Aim => Copy each line containing the word "плотным" from the records that follow, please.
━━━ Dataset extract ━━━
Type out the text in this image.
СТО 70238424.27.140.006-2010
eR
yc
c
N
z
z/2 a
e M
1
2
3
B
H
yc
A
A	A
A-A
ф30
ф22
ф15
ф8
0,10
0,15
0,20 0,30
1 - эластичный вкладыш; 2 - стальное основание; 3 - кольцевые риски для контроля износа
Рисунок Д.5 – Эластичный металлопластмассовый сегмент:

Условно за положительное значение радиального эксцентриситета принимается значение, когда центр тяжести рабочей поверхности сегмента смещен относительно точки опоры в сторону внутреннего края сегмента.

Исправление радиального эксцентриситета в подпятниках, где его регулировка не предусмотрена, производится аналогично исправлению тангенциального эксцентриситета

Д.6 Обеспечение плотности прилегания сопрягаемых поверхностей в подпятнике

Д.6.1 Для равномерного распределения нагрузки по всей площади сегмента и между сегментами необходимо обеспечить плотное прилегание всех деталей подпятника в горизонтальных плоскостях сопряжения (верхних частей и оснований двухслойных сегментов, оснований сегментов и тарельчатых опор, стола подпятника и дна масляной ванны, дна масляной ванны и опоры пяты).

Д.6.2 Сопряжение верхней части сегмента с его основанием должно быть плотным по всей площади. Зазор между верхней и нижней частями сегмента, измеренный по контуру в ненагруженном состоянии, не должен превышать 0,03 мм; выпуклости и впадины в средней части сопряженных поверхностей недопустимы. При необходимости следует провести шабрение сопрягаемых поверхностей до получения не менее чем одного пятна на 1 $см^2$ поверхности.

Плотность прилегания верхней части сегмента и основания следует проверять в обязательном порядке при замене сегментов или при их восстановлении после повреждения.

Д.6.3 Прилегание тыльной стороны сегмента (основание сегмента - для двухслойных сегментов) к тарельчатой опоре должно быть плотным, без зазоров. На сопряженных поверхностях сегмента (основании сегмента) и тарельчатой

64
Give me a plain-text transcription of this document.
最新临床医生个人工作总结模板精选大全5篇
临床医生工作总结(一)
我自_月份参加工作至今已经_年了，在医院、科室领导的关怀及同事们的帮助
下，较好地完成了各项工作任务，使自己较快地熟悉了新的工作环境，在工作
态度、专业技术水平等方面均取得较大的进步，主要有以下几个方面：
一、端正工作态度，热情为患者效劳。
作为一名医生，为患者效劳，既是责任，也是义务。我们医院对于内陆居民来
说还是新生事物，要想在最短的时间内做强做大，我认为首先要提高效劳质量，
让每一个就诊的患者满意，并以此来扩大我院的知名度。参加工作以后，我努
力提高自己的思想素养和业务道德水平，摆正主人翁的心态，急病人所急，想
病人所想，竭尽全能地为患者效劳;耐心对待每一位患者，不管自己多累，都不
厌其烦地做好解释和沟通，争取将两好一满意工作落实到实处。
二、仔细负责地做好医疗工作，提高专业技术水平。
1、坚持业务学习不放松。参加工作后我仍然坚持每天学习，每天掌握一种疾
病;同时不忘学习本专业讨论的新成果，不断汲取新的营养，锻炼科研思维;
━━━
Task answer =>
Д.6.2 Сопряжение верхней части сегмента с его основанием должно быть плотным по всей площади. Зазор между верхней и нижней частями сегмента, измеренный по контуру в ненагруженном состоянии, не должен превышать 0,03 мм; выпуклости и впадины в средней части сопряженных поверхностей недопустимы. При необходимости следует провести шабрение сопрягаемых поверхностей до получения не менее чем одного пятна на 1 $см^2$ поверхности.
Д.6.3 Прилегание тыльной стороны сегмента (основание сегмента - для двухслойных сегментов) к тарельчатой опоре должно быть плотным, без зазоров. На сопряженных поверхностях сегмента (основании сегмента) и тарельчатой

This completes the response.